[Extracted data entries]
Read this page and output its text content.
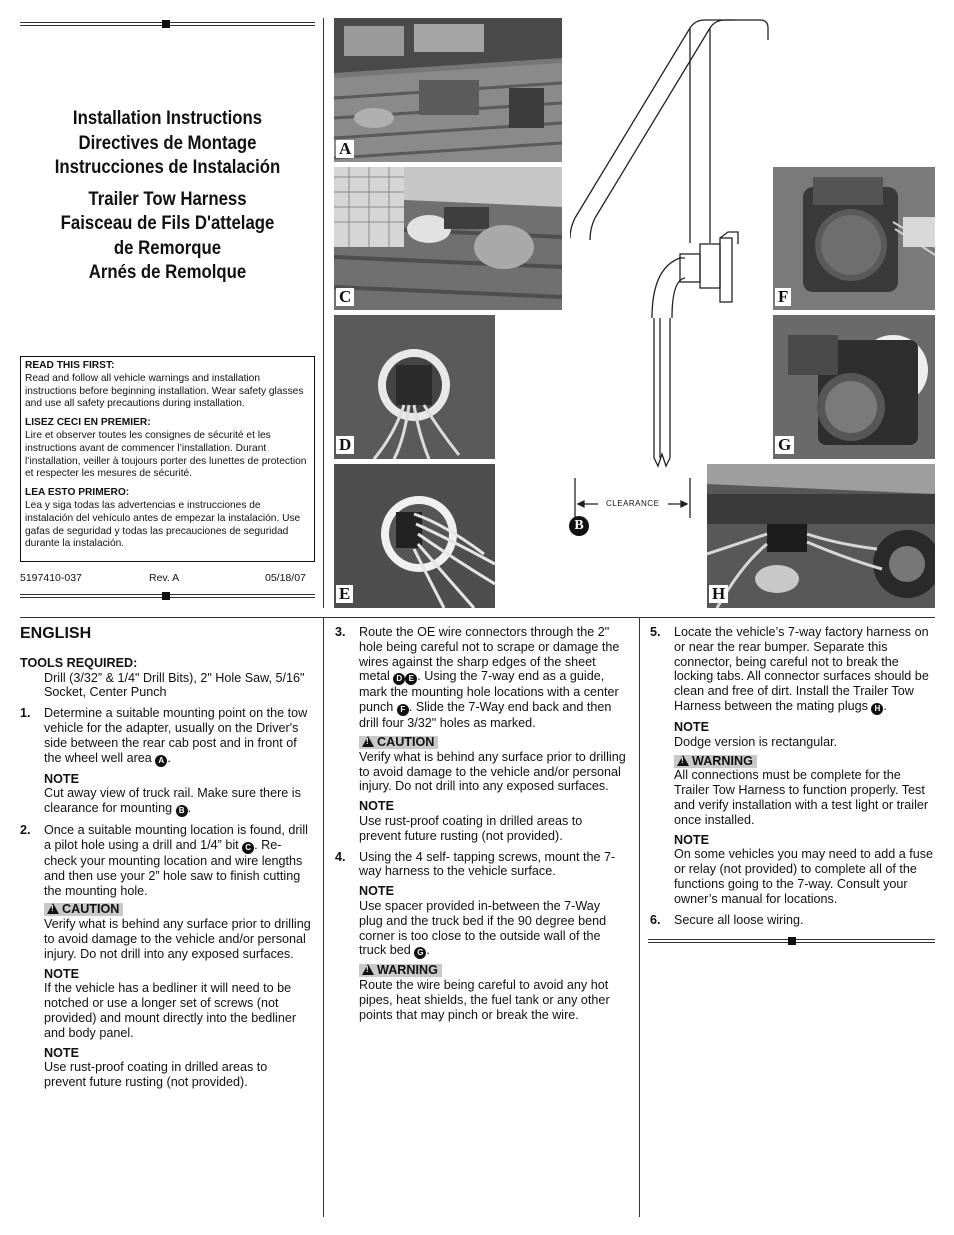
Installation Instructions
Directives de Montage
Instrucciones de Instalación
Trailer Tow Harness
Faisceau de Fils D'attelage
de Remorque
Arnés de Remolque
READ THIS FIRST:
Read and follow all vehicle warnings and installation instructions before beginning installation. Wear safety glasses and use all safety precautions during installation.
LISEZ CECI EN PREMIER:
Lire et observer toutes les consignes de sécurité et les instructions avant de commencer l’installation. Durant l’installation, veiller à toujours porter des lunettes de protection et respecter les mesures de sécurité.
LEA ESTO PRIMERO:
Lea y siga todas las advertencias e instrucciones de instalación del vehículo antes de empezar la instalación. Use gafas de seguridad y todas las precauciones de seguridad durante la instalación.
5197410-037	Rev. A	05/18/07
A
C
D
E
CLEARANCE
B
F
G
H
ENGLISH
TOOLS REQUIRED:
Drill (3/32” & 1/4" Drill Bits), 2" Hole Saw, 5/16" Socket, Center Punch
1. Determine a suitable mounting point on the tow vehicle for the adapter, usually on the Driver's side between the rear cab post and in front of the wheel well area A .
NOTE
Cut away view of truck rail. Make sure there is clearance for mounting B .
2. Once a suitable mounting location is found, drill a pilot hole using a drill and 1/4” bit C . Re-check your mounting location and wire lengths and then use your 2” hole saw to finish cutting the mounting hole.
!CAUTION
Verify what is behind any surface prior to drilling to avoid damage to the vehicle and/or personal injury. Do not drill into any exposed surfaces.
NOTE
If the vehicle has a bedliner it will need to be notched or use a longer set of screws (not provided) and mount directly into the bedliner and body panel.
NOTE
Use rust-proof coating in drilled areas to prevent future rusting (not provided).
3. Route the OE wire connectors through the 2" hole being careful not to scrape or damage the wires against the sharp edges of the sheet metal D E . Using the 7-way end as a guide, mark the mounting hole locations with a center punch F . Slide the 7-Way end back and then drill four 3/32" holes as marked.
!CAUTION
Verify what is behind any surface prior to drilling to avoid damage to the vehicle and/or personal injury. Do not drill into any exposed surfaces.
NOTE
Use rust-proof coating in drilled areas to prevent future rusting (not provided).
4. Using the 4 self- tapping screws, mount the 7-way harness to the vehicle surface.
NOTE
Use spacer provided in-between the 7-Way plug and the truck bed if the 90 degree bend corner is too close to the outside wall of the truck bed G .
!WARNING
Route the wire being careful to avoid any hot pipes, heat shields, the fuel tank or any other points that may pinch or break the wire.
5. Locate the vehicle’s 7-way factory harness on or near the rear bumper. Separate this connector, being careful not to break the locking tabs. All connector surfaces should be clean and free of dirt. Install the Trailer Tow Harness between the mating plugs H .
NOTE
Dodge version is rectangular.
!WARNING
All connections must be complete for the Trailer Tow Harness to function properly. Test and verify installation with a test light or trailer once installed.
NOTE
On some vehicles you may need to add a fuse or relay (not provided) to complete all of the functions going to the 7-way. Consult your owner’s manual for locations.
6. Secure all loose wiring.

#### EXERCISE:
Find the word "suitable" in the material, then list each line that holds it.

#### EXERCISE OUTPUT:
1. Determine a suitable mounting point on the tow vehicle for the adapter, usually on the Driver's side between the rear cab post and in front of the wheel well area A .
2. Once a suitable mounting location is found, drill a pilot hole using a drill and 1/4” bit C . Re-check your mounting location and wire lengths and then use your 2” hole saw to finish cutting the mounting hole.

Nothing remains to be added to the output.